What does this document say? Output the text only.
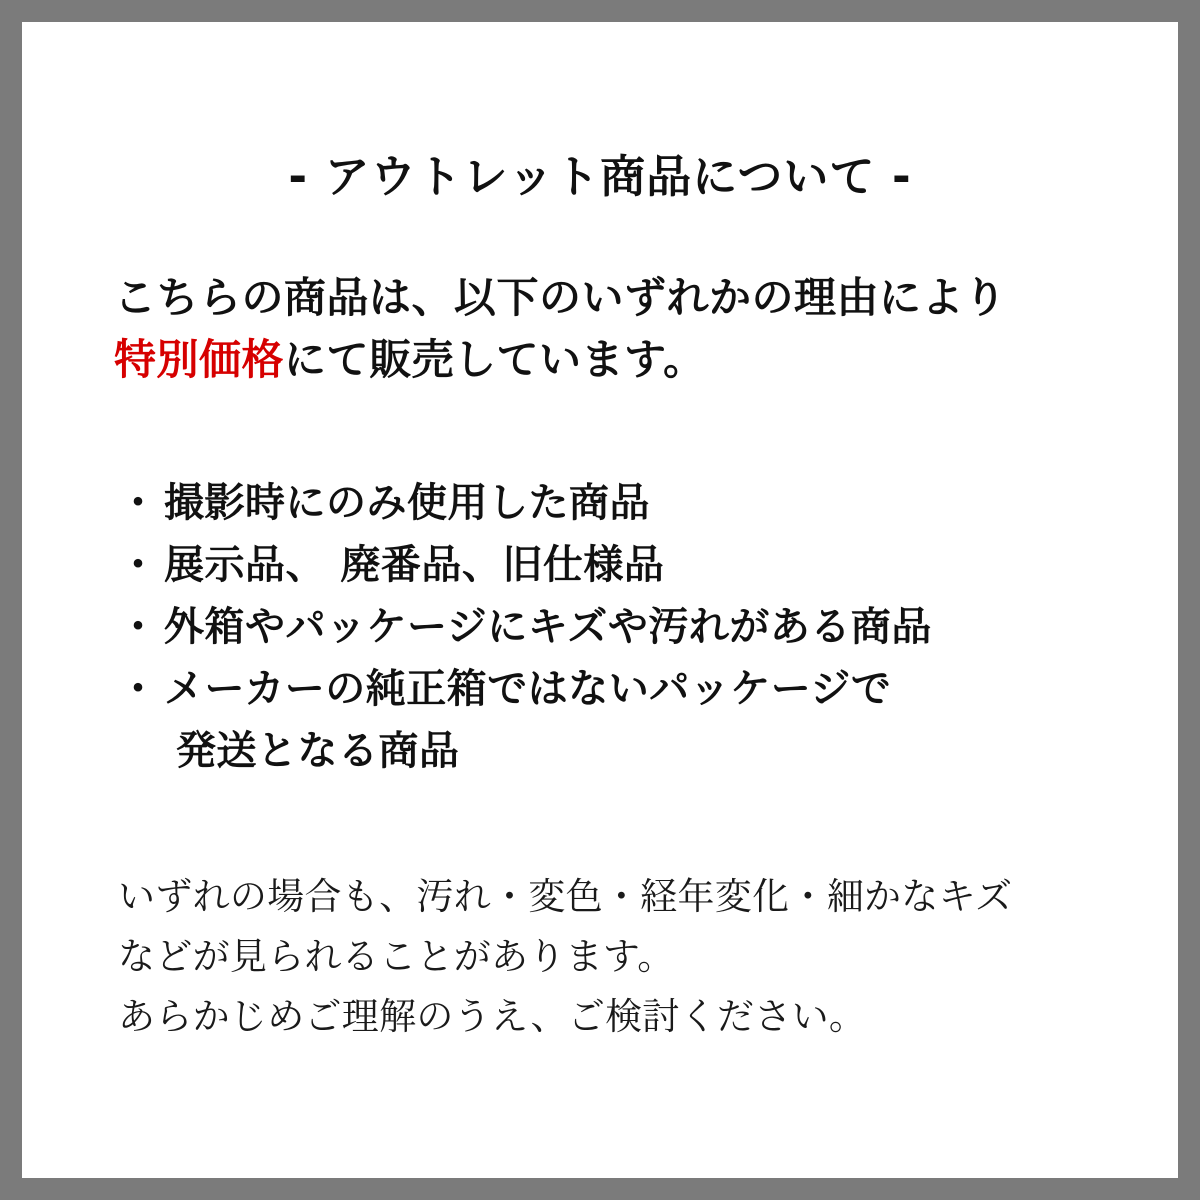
- アウトレット商品について -
こちらの商品は、以下のいずれかの理由により
特別価格にて販売しています。
・ 撮影時にのみ使用した商品
・ 展示品、 廃番品、旧仕様品
・ 外箱やパッケージにキズや汚れがある商品
・ メーカーの純正箱ではないパッケージで
発送となる商品
いずれの場合も、汚れ・変色・経年変化・細かなキズ
などが見られることがあります。
あらかじめご理解のうえ、ご検討ください。
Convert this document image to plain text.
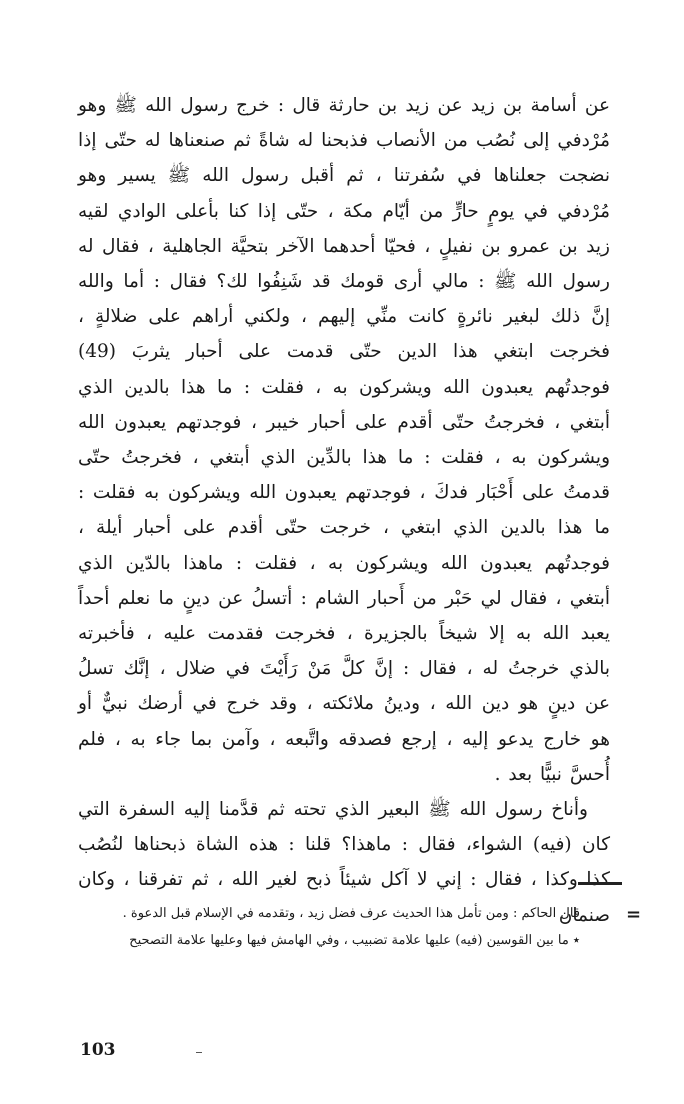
عن أسامة بن زيد عن زيد بن حارثة قال : خرج رسول الله ﷺ وهو مُرْدفي إلى نُصُب من الأنصاب فذبحنا له شاةً ثم صنعناها له حتّى إذا نضجت جعلناها في سُفرتنا ، ثم أقبل رسول الله ﷺ يسير وهو مُرْدفي في يومٍ حارٍّ من أيّام مكة ، حتّى إذا كنا بأعلى الوادي لقيه زيد بن عمرو بن نفيلٍ ، فحيّا أحدهما الآخر بتحيَّة الجاهلية ، فقال له رسول الله ﷺ : مالي أرى قومك قد شَنِفُوا لك؟ فقال : أما والله إنَّ ذلك لبغير نائرةٍ كانت منِّي إليهم ، ولكني أراهم على ضلالةٍ ، فخرجت ابتغي هذا الدين حتّى قدمت على أحبار يثربَ (49) فوجدتُهم يعبدون الله ويشركون به ، فقلت : ما هذا بالدين الذي أبتغي ، فخرجتُ حتّى أقدم على أحبار خيبر ، فوجدتهم يعبدون الله ويشركون به ، فقلت : ما هذا بالدِّين الذي أبتغي ، فخرجتُ حتّى قدمتُ على أَحْبَار فدكَ ، فوجدتهم يعبدون الله ويشركون به فقلت : ما هذا بالدين الذي ابتغي ، خرجت حتّى أقدم على أحبار أيلة ، فوجدتُهم يعبدون الله ويشركون به ، فقلت : ماهذا بالدّين الذي أبتغي ، فقال لي حَبْر من أَحبار الشام : أتسلُ عن دينٍ ما نعلم أحداً يعبد الله به إلا شيخاً بالجزيرة ، فخرجت فقدمت عليه ، فأخبرته بالذي خرجتُ له ، فقال : إنَّ كلَّ مَنْ رَأَيْتَ في ضلال ، إنَّك تسلُ عن دينٍ هو دين الله ، ودينُ ملائكته ، وقد خرج في أرضك نبيٌّ أو هو خارج يدعو إليه ، إرجع فصدقه واتَّبعه ، وآمن بما جاء به ، فلم أُحسَّ نبيًّا بعد .

وأناخ رسول الله ﷺ البعير الذي تحته ثم قدَّمنا إليه السفرة التي كان (فيه) الشواء، فقال : ماهذا؟ قلنا : هذه الشاة ذبحناها لنُصُب كذا وكذا ، فقال : إني لا آكل شيئاً ذبح لغير الله ، ثم تفرقنا ، وكان صنمان =

قال الحاكم : ومن تأمل هذا الحديث عرف فضل زيد ، وتقدمه في الإسلام قبل الدعوة .

٭ ما بين القوسين (فيه) عليها علامة تضبيب ، وفي الهامش فيها وعليها علامة التصحيح

103
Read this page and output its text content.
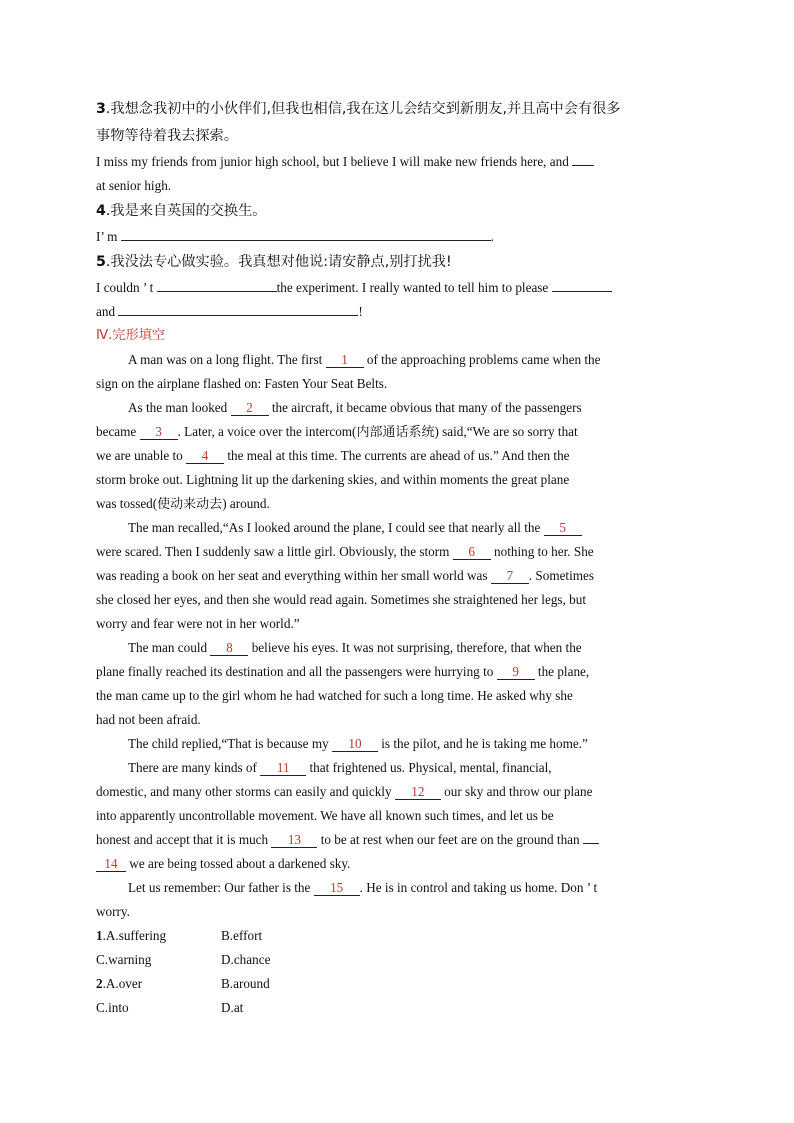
3.我想念我初中的小伙伴们,但我也相信,我在这儿会结交到新朋友,并且高中会有很多
事物等待着我去探索。
I miss my friends from junior high school, but I believe I will make new friends here, and
at senior high.
4.我是来自英国的交换生。
I’ m	.
5.我没法专心做实验。我真想对他说:请安静点,别打扰我!
I couldn ’ t	the experiment. I really wanted to tell him to please
and	!
Ⅳ.完形填空
A man was on a long flight. The first 1 of the approaching problems came when the
sign on the airplane flashed on: Fasten Your Seat Belts.
As the man looked 2 the aircraft, it became obvious that many of the passengers
became 3 . Later, a voice over the intercom(内部通话系统) said,“We are so sorry that
we are unable to 4 the meal at this time. The currents are ahead of us.” And then the
storm broke out. Lightning lit up the darkening skies, and within moments the great plane
was tossed(使动来动去) around.
The man recalled,“As I looked around the plane, I could see that nearly all the 5
were scared. Then I suddenly saw a little girl. Obviously, the storm 6 nothing to her. She
was reading a book on her seat and everything within her small world was 7 . Sometimes
she closed her eyes, and then she would read again. Sometimes she straightened her legs, but
worry and fear were not in her world.”
The man could 8 believe his eyes. It was not surprising, therefore, that when the
plane finally reached its destination and all the passengers were hurrying to 9 the plane,
the man came up to the girl whom he had watched for such a long time. He asked why she
had not been afraid.
The child replied,“That is because my 10 is the pilot, and he is taking me home.”
There are many kinds of 11 that frightened us. Physical, mental, financial,
domestic, and many other storms can easily and quickly 12 our sky and throw our plane
into apparently uncontrollable movement. We have all known such times, and let us be
honest and accept that it is much 13 to be at rest when our feet are on the ground than
14 we are being tossed about a darkened sky.
Let us remember: Our father is the 15 . He is in control and taking us home. Don ’ t
worry.
1.A.suffering	B.effort
C.warning	D.chance
2.A.over	B.around
C.into	D.at
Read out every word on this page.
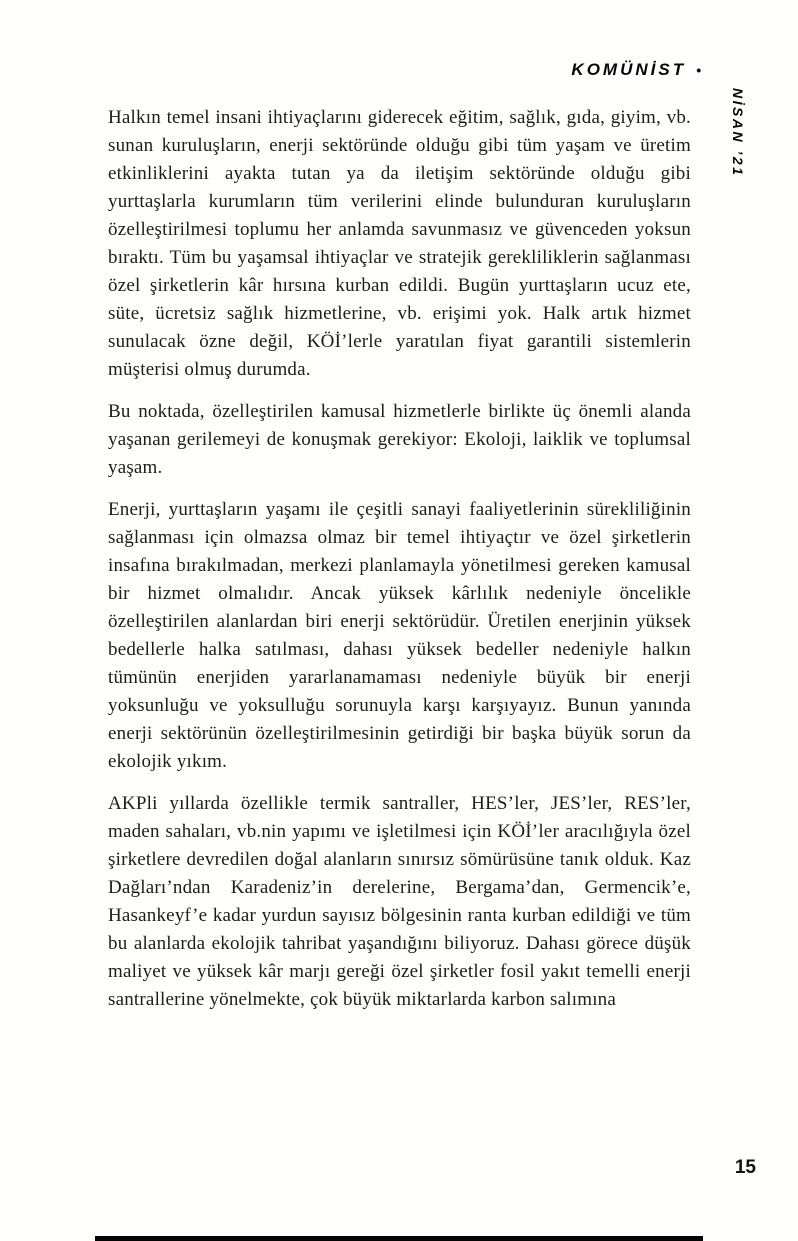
KOMÜNİST •
NİSAN ’21

Halkın temel insani ihtiyaçlarını giderecek eğitim, sağlık, gıda, giyim, vb. sunan kuruluşların, enerji sektöründe olduğu gibi tüm yaşam ve üretim etkinliklerini ayakta tutan ya da iletişim sektöründe olduğu gibi yurttaşlarla kurumların tüm verilerini elinde bulunduran kuruluşların özelleştirilmesi toplumu her anlamda savunmasız ve güvenceden yoksun bıraktı. Tüm bu yaşamsal ihtiyaçlar ve stratejik gerekliliklerin sağlanması özel şirketlerin kâr hırsına kurban edildi. Bugün yurttaşların ucuz ete, süte, ücretsiz sağlık hizmetlerine, vb. erişimi yok. Halk artık hizmet sunulacak özne değil, KÖİ’lerle yaratılan fiyat garantili sistemlerin müşterisi olmuş durumda.

Bu noktada, özelleştirilen kamusal hizmetlerle birlikte üç önemli alanda yaşanan gerilemeyi de konuşmak gerekiyor: Ekoloji, laiklik ve toplumsal yaşam.

Enerji, yurttaşların yaşamı ile çeşitli sanayi faaliyetlerinin sürekliliğinin sağlanması için olmazsa olmaz bir temel ihtiyaçtır ve özel şirketlerin insafına bırakılmadan, merkezi planlamayla yönetilmesi gereken kamusal bir hizmet olmalıdır. Ancak yüksek kârlılık nedeniyle öncelikle özelleştirilen alanlardan biri enerji sektörüdür. Üretilen enerjinin yüksek bedellerle halka satılması, dahası yüksek bedeller nedeniyle halkın tümünün enerjiden yararlanamaması nedeniyle büyük bir enerji yoksunluğu ve yoksulluğu sorunuyla karşı karşıyayız. Bunun yanında enerji sektörünün özelleştirilmesinin getirdiği bir başka büyük sorun da ekolojik yıkım.

AKPli yıllarda özellikle termik santraller, HES’ler, JES’ler, RES’ler, maden sahaları, vb.nin yapımı ve işletilmesi için KÖİ’ler aracılığıyla özel şirketlere devredilen doğal alanların sınırsız sömürüsüne tanık olduk. Kaz Dağları’ndan Karadeniz’in derelerine, Bergama’dan, Germencik’e, Hasankeyf’e kadar yurdun sayısız bölgesinin ranta kurban edildiği ve tüm bu alanlarda ekolojik tahribat yaşandığını biliyoruz. Dahası görece düşük maliyet ve yüksek kâr marjı gereği özel şirketler fosil yakıt temelli enerji santrallerine yönelmekte, çok büyük miktarlarda karbon salımına

15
# # #
Given problem —
Send back the data above word for word, with the pictures left out.

Response to the task —
What does this document say? Output the text only.
- アウトレット商品について -
こちらの商品は、以下のいずれかの理由により
特別価格にて販売しています。
・ 撮影時にのみ使用した商品
・ 展示品、 廃番品、旧仕様品
・ 外箱やパッケージにキズや汚れがある商品
・ メーカーの純正箱ではないパッケージで
発送となる商品
いずれの場合も、汚れ・変色・経年変化・細かなキズ
などが見られることがあります。
あらかじめご理解のうえ、ご検討ください。
Convert this document image to plain text.
عن أسامة بن زيد عن زيد بن حارثة قال : خرج رسول الله ﷺ وهو مُرْدفي إلى نُصُب من الأنصاب فذبحنا له شاةً ثم صنعناها له حتّى إذا نضجت جعلناها في سُفرتنا ، ثم أقبل رسول الله ﷺ يسير وهو مُرْدفي في يومٍ حارٍّ من أيّام مكة ، حتّى إذا كنا بأعلى الوادي لقيه زيد بن عمرو بن نفيلٍ ، فحيّا أحدهما الآخر بتحيَّة الجاهلية ، فقال له رسول الله ﷺ : مالي أرى قومك قد شَنِفُوا لك؟ فقال : أما والله إنَّ ذلك لبغير نائرةٍ كانت منِّي إليهم ، ولكني أراهم على ضلالةٍ ، فخرجت ابتغي هذا الدين حتّى قدمت على أحبار يثربَ (49) فوجدتُهم يعبدون الله ويشركون به ، فقلت : ما هذا بالدين الذي أبتغي ، فخرجتُ حتّى أقدم على أحبار خيبر ، فوجدتهم يعبدون الله ويشركون به ، فقلت : ما هذا بالدِّين الذي أبتغي ، فخرجتُ حتّى قدمتُ على أَحْبَار فدكَ ، فوجدتهم يعبدون الله ويشركون به فقلت : ما هذا بالدين الذي ابتغي ، خرجت حتّى أقدم على أحبار أيلة ، فوجدتُهم يعبدون الله ويشركون به ، فقلت : ماهذا بالدّين الذي أبتغي ، فقال لي حَبْر من أَحبار الشام : أتسلُ عن دينٍ ما نعلم أحداً يعبد الله به إلا شيخاً بالجزيرة ، فخرجت فقدمت عليه ، فأخبرته بالذي خرجتُ له ، فقال : إنَّ كلَّ مَنْ رَأَيْتَ في ضلال ، إنَّك تسلُ عن دينٍ هو دين الله ، ودينُ ملائكته ، وقد خرج في أرضك نبيٌّ أو هو خارج يدعو إليه ، إرجع فصدقه واتَّبعه ، وآمن بما جاء به ، فلم أُحسَّ نبيًّا بعد .

وأناخ رسول الله ﷺ البعير الذي تحته ثم قدَّمنا إليه السفرة التي كان (فيه) الشواء، فقال : ماهذا؟ قلنا : هذه الشاة ذبحناها لنُصُب كذا وكذا ، فقال : إني لا آكل شيئاً ذبح لغير الله ، ثم تفرقنا ، وكان صنمان =

قال الحاكم : ومن تأمل هذا الحديث عرف فضل زيد ، وتقدمه في الإسلام قبل الدعوة .

٭ ما بين القوسين (فيه) عليها علامة تضبيب ، وفي الهامش فيها وعليها علامة التصحيح

103
Read this page and output its text content.
3.我想念我初中的小伙伴们,但我也相信,我在这儿会结交到新朋友,并且高中会有很多
事物等待着我去探索。
I miss my friends from junior high school, but I believe I will make new friends here, and
at senior high.
4.我是来自英国的交换生。
I’ m	.
5.我没法专心做实验。我真想对他说:请安静点,别打扰我!
I couldn ’ t	the experiment. I really wanted to tell him to please
and	!
Ⅳ.完形填空
A man was on a long flight. The first 1 of the approaching problems came when the
sign on the airplane flashed on: Fasten Your Seat Belts.
As the man looked 2 the aircraft, it became obvious that many of the passengers
became 3 . Later, a voice over the intercom(内部通话系统) said,“We are so sorry that
we are unable to 4 the meal at this time. The currents are ahead of us.” And then the
storm broke out. Lightning lit up the darkening skies, and within moments the great plane
was tossed(使动来动去) around.
The man recalled,“As I looked around the plane, I could see that nearly all the 5
were scared. Then I suddenly saw a little girl. Obviously, the storm 6 nothing to her. She
was reading a book on her seat and everything within her small world was 7 . Sometimes
she closed her eyes, and then she would read again. Sometimes she straightened her legs, but
worry and fear were not in her world.”
The man could 8 believe his eyes. It was not surprising, therefore, that when the
plane finally reached its destination and all the passengers were hurrying to 9 the plane,
the man came up to the girl whom he had watched for such a long time. He asked why she
had not been afraid.
The child replied,“That is because my 10 is the pilot, and he is taking me home.”
There are many kinds of 11 that frightened us. Physical, mental, financial,
domestic, and many other storms can easily and quickly 12 our sky and throw our plane
into apparently uncontrollable movement. We have all known such times, and let us be
honest and accept that it is much 13 to be at rest when our feet are on the ground than
14 we are being tossed about a darkened sky.
Let us remember: Our father is the 15 . He is in control and taking us home. Don ’ t
worry.
1.A.suffering	B.effort
C.warning	D.chance
2.A.over	B.around
C.into	D.at
Read out every word on this page.
KOMÜNİST •
NİSAN ’21

Halkın temel insani ihtiyaçlarını giderecek eğitim, sağlık, gıda, giyim, vb. sunan kuruluşların, enerji sektöründe olduğu gibi tüm yaşam ve üretim etkinliklerini ayakta tutan ya da iletişim sektöründe olduğu gibi yurttaşlarla kurumların tüm verilerini elinde bulunduran kuruluşların özelleştirilmesi toplumu her anlamda savunmasız ve güvenceden yoksun bıraktı. Tüm bu yaşamsal ihtiyaçlar ve stratejik gerekliliklerin sağlanması özel şirketlerin kâr hırsına kurban edildi. Bugün yurttaşların ucuz ete, süte, ücretsiz sağlık hizmetlerine, vb. erişimi yok. Halk artık hizmet sunulacak özne değil, KÖİ’lerle yaratılan fiyat garantili sistemlerin müşterisi olmuş durumda.

Bu noktada, özelleştirilen kamusal hizmetlerle birlikte üç önemli alanda yaşanan gerilemeyi de konuşmak gerekiyor: Ekoloji, laiklik ve toplumsal yaşam.

Enerji, yurttaşların yaşamı ile çeşitli sanayi faaliyetlerinin sürekliliğinin sağlanması için olmazsa olmaz bir temel ihtiyaçtır ve özel şirketlerin insafına bırakılmadan, merkezi planlamayla yönetilmesi gereken kamusal bir hizmet olmalıdır. Ancak yüksek kârlılık nedeniyle öncelikle özelleştirilen alanlardan biri enerji sektörüdür. Üretilen enerjinin yüksek bedellerle halka satılması, dahası yüksek bedeller nedeniyle halkın tümünün enerjiden yararlanamaması nedeniyle büyük bir enerji yoksunluğu ve yoksulluğu sorunuyla karşı karşıyayız. Bunun yanında enerji sektörünün özelleştirilmesinin getirdiği bir başka büyük sorun da ekolojik yıkım.

AKPli yıllarda özellikle termik santraller, HES’ler, JES’ler, RES’ler, maden sahaları, vb.nin yapımı ve işletilmesi için KÖİ’ler aracılığıyla özel şirketlere devredilen doğal alanların sınırsız sömürüsüne tanık olduk. Kaz Dağları’ndan Karadeniz’in derelerine, Bergama’dan, Germencik’e, Hasankeyf’e kadar yurdun sayısız bölgesinin ranta kurban edildiği ve tüm bu alanlarda ekolojik tahribat yaşandığını biliyoruz. Dahası görece düşük maliyet ve yüksek kâr marjı gereği özel şirketler fosil yakıt temelli enerji santrallerine yönelmekte, çok büyük miktarlarda karbon salımına

15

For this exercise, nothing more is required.